### Stored entries
*****
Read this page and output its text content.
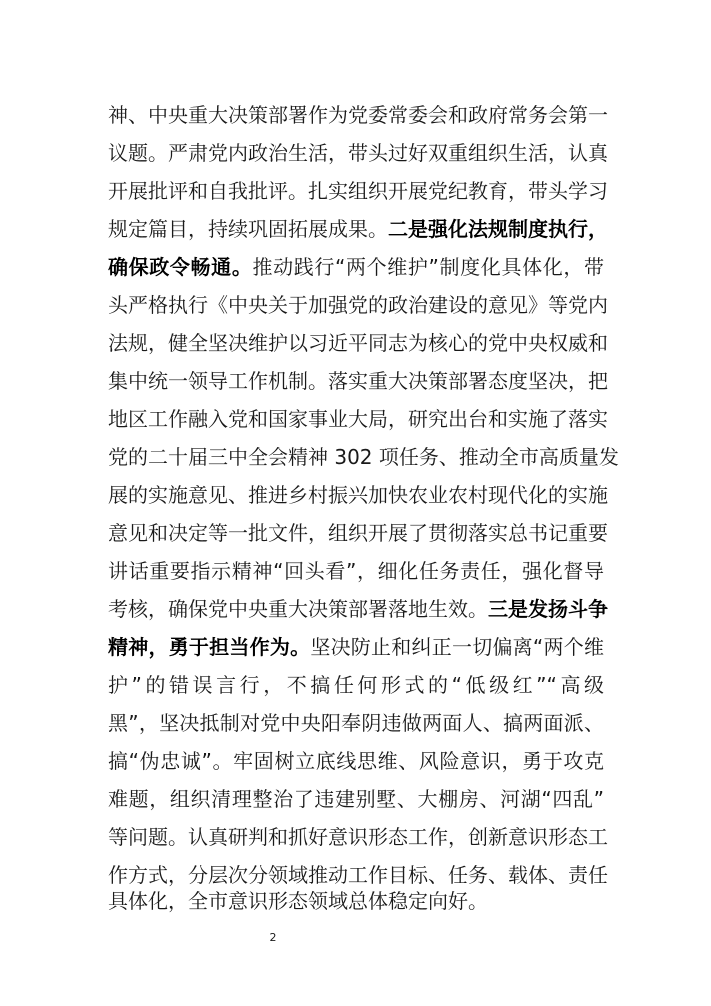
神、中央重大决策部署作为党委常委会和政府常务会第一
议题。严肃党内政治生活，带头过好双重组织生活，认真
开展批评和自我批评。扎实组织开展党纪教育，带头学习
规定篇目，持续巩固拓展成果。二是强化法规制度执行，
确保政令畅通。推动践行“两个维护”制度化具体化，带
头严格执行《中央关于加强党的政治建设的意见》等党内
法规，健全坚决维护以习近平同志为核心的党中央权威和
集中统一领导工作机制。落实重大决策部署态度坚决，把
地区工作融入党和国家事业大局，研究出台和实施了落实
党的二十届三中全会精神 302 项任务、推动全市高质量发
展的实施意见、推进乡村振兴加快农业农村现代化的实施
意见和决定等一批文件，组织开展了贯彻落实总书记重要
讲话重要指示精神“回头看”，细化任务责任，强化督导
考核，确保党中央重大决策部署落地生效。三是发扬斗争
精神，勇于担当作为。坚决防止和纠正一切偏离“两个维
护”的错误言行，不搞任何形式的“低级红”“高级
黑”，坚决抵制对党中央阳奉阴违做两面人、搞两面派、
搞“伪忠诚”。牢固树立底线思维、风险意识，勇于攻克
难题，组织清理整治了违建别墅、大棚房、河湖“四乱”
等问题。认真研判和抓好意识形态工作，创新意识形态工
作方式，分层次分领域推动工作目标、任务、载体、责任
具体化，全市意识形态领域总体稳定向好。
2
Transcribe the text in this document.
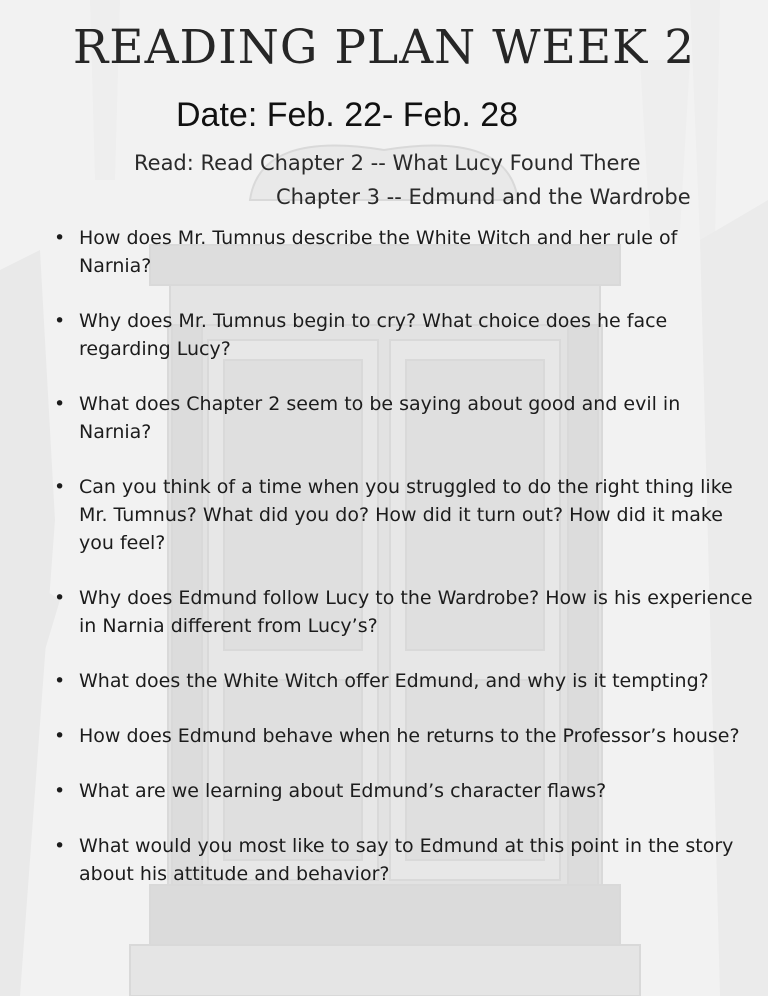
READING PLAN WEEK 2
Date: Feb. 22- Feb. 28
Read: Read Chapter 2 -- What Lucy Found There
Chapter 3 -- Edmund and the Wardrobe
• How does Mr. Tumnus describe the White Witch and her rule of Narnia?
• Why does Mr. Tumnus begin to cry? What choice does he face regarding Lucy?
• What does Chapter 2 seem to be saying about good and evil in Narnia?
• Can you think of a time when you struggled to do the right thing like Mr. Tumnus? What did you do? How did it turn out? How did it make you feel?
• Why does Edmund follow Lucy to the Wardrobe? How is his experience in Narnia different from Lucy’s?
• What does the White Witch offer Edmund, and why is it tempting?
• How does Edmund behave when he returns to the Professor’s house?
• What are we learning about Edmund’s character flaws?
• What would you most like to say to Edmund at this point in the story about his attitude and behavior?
*****
State only the number of lines in these entries that contain "What".

### Solution for this exercise
7